_To do_: Select the lines of the records containing the word "from" and list them.

╭─ Dataset content

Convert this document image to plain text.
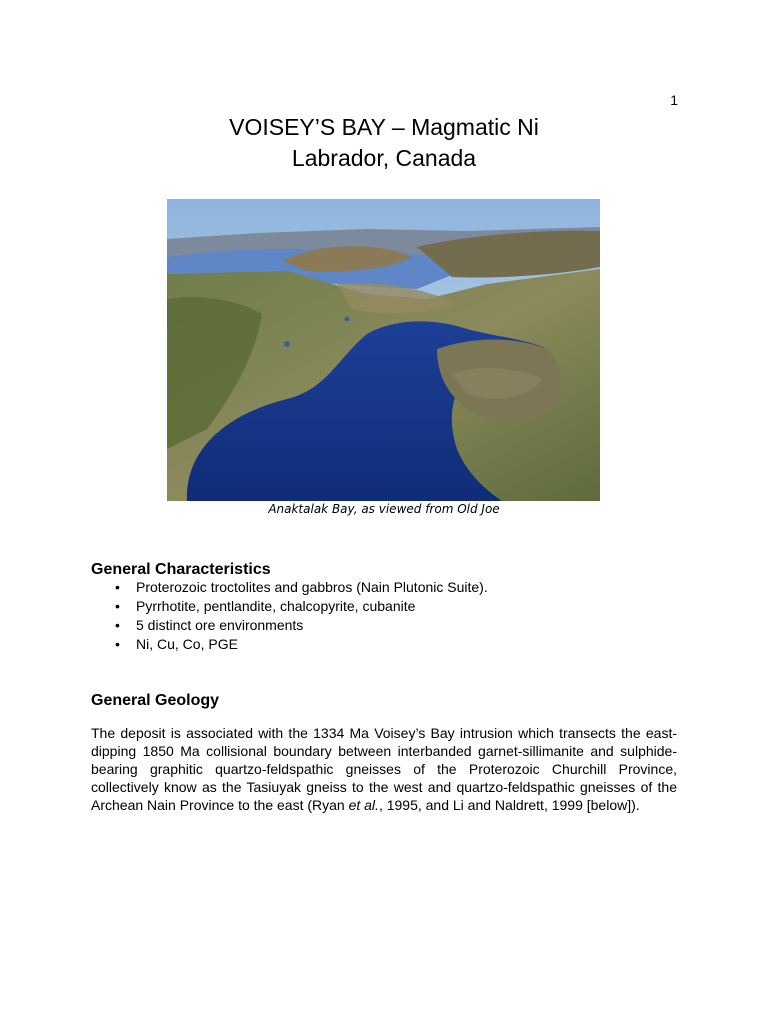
1
VOISEY’S BAY – Magmatic Ni
Labrador, Canada
Anaktalak Bay, as viewed from Old Joe
General Characteristics
• Proterozoic troctolites and gabbros (Nain Plutonic Suite).
• Pyrrhotite, pentlandite, chalcopyrite, cubanite
• 5 distinct ore environments
• Ni, Cu, Co, PGE
General Geology

The deposit is associated with the 1334 Ma Voisey’s Bay intrusion which transects the east-dipping 1850 Ma collisional boundary between interbanded garnet-sillimanite and sulphide-bearing graphitic quartzo-feldspathic gneisses of the Proterozoic Churchill Province, collectively know as the Tasiuyak gneiss to the west and quartzo-feldspathic gneisses of the Archean Nain Province to the east (Ryan et al., 1995, and Li and Naldrett, 1999 [below]).
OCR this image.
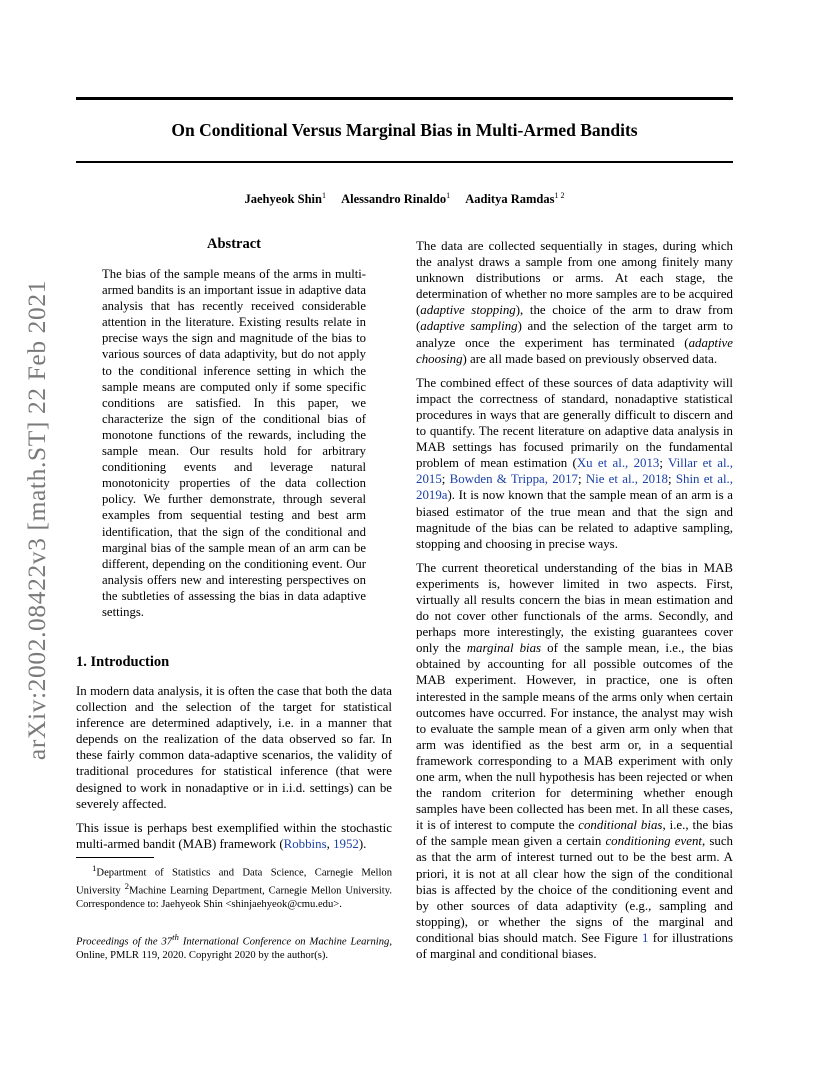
On Conditional Versus Marginal Bias in Multi-Armed Bandits
Jaehyeok Shin$^1$ Alessandro Rinaldo$^1$ Aaditya Ramdas$^{1 2}$
arXiv:2002.08422v3 [math.ST] 22 Feb 2021
Abstract
The bias of the sample means of the arms in multi-armed bandits is an important issue in adaptive data analysis that has recently received considerable attention in the literature. Existing results relate in precise ways the sign and magnitude of the bias to various sources of data adaptivity, but do not apply to the conditional inference setting in which the sample means are computed only if some specific conditions are satisfied. In this paper, we characterize the sign of the conditional bias of monotone functions of the rewards, including the sample mean. Our results hold for arbitrary conditioning events and leverage natural monotonicity properties of the data collection policy. We further demonstrate, through several examples from sequential testing and best arm identification, that the sign of the conditional and marginal bias of the sample mean of an arm can be different, depending on the conditioning event. Our analysis offers new and interesting perspectives on the subtleties of assessing the bias in data adaptive settings.
1. Introduction

In modern data analysis, it is often the case that both the data collection and the selection of the target for statistical inference are determined adaptively, i.e. in a manner that depends on the realization of the data observed so far. In these fairly common data-adaptive scenarios, the validity of traditional procedures for statistical inference (that were designed to work in nonadaptive or in i.i.d. settings) can be severely affected.

This issue is perhaps best exemplified within the stochastic multi-armed bandit (MAB) framework (Robbins, 1952).

$^1$Department of Statistics and Data Science, Carnegie Mellon University $^2$Machine Learning Department, Carnegie Mellon University. Correspondence to: Jaehyeok Shin <shinjaehyeok@cmu.edu>.
Proceedings of the 37th International Conference on Machine Learning, Online, PMLR 119, 2020. Copyright 2020 by the author(s).

The data are collected sequentially in stages, during which the analyst draws a sample from one among finitely many unknown distributions or arms. At each stage, the determination of whether no more samples are to be acquired (adaptive stopping), the choice of the arm to draw from (adaptive sampling) and the selection of the target arm to analyze once the experiment has terminated (adaptive choosing) are all made based on previously observed data.

The combined effect of these sources of data adaptivity will impact the correctness of standard, nonadaptive statistical procedures in ways that are generally difficult to discern and to quantify. The recent literature on adaptive data analysis in MAB settings has focused primarily on the fundamental problem of mean estimation (Xu et al., 2013; Villar et al., 2015; Bowden & Trippa, 2017; Nie et al., 2018; Shin et al., 2019a). It is now known that the sample mean of an arm is a biased estimator of the true mean and that the sign and magnitude of the bias can be related to adaptive sampling, stopping and choosing in precise ways.

The current theoretical understanding of the bias in MAB experiments is, however limited in two aspects. First, virtually all results concern the bias in mean estimation and do not cover other functionals of the arms. Secondly, and perhaps more interestingly, the existing guarantees cover only the marginal bias of the sample mean, i.e., the bias obtained by accounting for all possible outcomes of the MAB experiment. However, in practice, one is often interested in the sample means of the arms only when certain outcomes have occurred. For instance, the analyst may wish to evaluate the sample mean of a given arm only when that arm was identified as the best arm or, in a sequential framework corresponding to a MAB experiment with only one arm, when the null hypothesis has been rejected or when the random criterion for determining whether enough samples have been collected has been met. In all these cases, it is of interest to compute the conditional bias, i.e., the bias of the sample mean given a certain conditioning event, such as that the arm of interest turned out to be the best arm. A priori, it is not at all clear how the sign of the conditional bias is affected by the choice of the conditioning event and by other sources of data adaptivity (e.g., sampling and stopping), or whether the signs of the marginal and conditional bias should match. See Figure 1 for illustrations of marginal and conditional biases.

╰─

_Task result_:
Anaktalak Bay, as viewed from Old Joe
The bias of the sample means of the arms in multi-armed bandits is an important issue in adaptive data analysis that has recently received considerable attention in the literature. Existing results relate in precise ways the sign and magnitude of the bias to various sources of data adaptivity, but do not apply to the conditional inference setting in which the sample means are computed only if some specific conditions are satisfied. In this paper, we characterize the sign of the conditional bias of monotone functions of the rewards, including the sample mean. Our results hold for arbitrary conditioning events and leverage natural monotonicity properties of the data collection policy. We further demonstrate, through several examples from sequential testing and best arm identification, that the sign of the conditional and marginal bias of the sample mean of an arm can be different, depending on the conditioning event. Our analysis offers new and interesting perspectives on the subtleties of assessing the bias in data adaptive settings.
The data are collected sequentially in stages, during which the analyst draws a sample from one among finitely many unknown distributions or arms. At each stage, the determination of whether no more samples are to be acquired (adaptive stopping), the choice of the arm to draw from (adaptive sampling) and the selection of the target arm to analyze once the experiment has terminated (adaptive choosing) are all made based on previously observed data.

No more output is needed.